--- READING PASSAGE ---

Research Update Corner
By Mila McCurrach
Fall 2013: On the Road to New Pancreatic Cancer Clinical Trials
Before testing a new cancer therapy in people, a great number of studies need to be done to make sure that it is safe and has high potential of being effective. Many of these studies are done in animal models, which have been instrumental in bringing chemotherapies to patients and saving human life. The earliest animal systems were developed more than 30 years ago and include invertebrates, fish and mammals. Pancreatic cancer researchers, many funded by the Lustgarten Foundation, have developed several types of models that are moving us closer every day to a cure. While there is no clear-cut measurement to determine just how far we are from discovering a pancreatic cancer cure, discussing the evolution of the model system, as well as the pros and cons of each model, can help paint a broader picture of the amazing leaps and bounds that have already been made and the ones that lay on a hopeful horizon.
Believe it or not, fish not only have a pancreas but can also develop pancreatic cancer naturally. Zebrafish are relatively easy and inexpensive for scientists to study, as thousands can be bred per day in a single tank. Their bodies are also transparent, so you can literally see the tumors as they grow. Zebrafish are used to study the genes that cause the growth and spread of tumors, as well as new drug therapies that may be effective against them. Despite the advantages of the Zebrafish model,, there are clearly many differences between fish and mammals, which limit the insight into the human element of the disease.

--- DATA UNDER STUDY ---

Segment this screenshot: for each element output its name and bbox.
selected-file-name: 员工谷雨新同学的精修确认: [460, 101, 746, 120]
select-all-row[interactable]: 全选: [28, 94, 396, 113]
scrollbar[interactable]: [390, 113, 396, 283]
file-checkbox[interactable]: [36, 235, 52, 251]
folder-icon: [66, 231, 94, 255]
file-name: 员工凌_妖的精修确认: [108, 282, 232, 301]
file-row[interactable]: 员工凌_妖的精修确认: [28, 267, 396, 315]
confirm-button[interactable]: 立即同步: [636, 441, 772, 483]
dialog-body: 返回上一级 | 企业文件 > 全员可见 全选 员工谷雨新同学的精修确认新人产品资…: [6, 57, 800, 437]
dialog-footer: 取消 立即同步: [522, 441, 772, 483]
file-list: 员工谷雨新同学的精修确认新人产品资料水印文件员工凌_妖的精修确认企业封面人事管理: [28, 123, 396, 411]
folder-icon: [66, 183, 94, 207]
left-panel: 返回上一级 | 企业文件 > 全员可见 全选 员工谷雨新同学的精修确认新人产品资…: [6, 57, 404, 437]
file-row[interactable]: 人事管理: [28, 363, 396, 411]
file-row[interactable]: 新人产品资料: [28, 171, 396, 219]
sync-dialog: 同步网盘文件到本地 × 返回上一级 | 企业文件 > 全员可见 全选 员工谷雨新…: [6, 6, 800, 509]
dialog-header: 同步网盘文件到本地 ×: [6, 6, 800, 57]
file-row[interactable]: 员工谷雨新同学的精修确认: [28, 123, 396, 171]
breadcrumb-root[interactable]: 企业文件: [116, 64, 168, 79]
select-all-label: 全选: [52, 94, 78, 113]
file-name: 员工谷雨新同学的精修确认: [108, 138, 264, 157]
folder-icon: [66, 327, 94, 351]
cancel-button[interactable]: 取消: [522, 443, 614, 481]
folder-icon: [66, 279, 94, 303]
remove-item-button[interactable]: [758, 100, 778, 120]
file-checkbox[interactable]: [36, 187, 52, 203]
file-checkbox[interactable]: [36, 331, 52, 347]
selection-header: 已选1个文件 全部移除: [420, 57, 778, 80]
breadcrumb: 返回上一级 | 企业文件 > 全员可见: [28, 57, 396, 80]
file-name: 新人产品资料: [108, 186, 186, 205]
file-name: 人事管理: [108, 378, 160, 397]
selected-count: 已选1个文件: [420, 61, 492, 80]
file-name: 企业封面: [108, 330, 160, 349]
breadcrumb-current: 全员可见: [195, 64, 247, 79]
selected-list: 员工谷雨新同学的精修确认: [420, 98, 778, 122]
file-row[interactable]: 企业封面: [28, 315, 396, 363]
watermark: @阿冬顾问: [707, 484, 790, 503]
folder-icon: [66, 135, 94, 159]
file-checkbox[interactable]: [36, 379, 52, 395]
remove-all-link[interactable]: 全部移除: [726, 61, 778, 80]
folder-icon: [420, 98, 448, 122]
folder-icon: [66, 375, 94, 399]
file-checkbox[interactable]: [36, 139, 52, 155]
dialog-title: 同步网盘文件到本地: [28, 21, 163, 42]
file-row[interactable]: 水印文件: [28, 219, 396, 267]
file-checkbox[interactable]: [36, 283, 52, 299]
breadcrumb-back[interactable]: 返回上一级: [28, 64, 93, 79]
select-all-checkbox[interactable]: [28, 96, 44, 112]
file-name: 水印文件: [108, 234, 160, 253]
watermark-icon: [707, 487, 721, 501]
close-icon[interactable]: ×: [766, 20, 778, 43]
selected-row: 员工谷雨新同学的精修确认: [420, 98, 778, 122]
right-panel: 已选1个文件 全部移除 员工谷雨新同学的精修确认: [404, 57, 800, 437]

---

**PROBLEM DESCRIPTION**
According to the research update on pancreatic cancer models, how many zebrafish can be bred per day in a single tank? None of these lines are needed to complete the work.

**SOLUTION**
Thousands.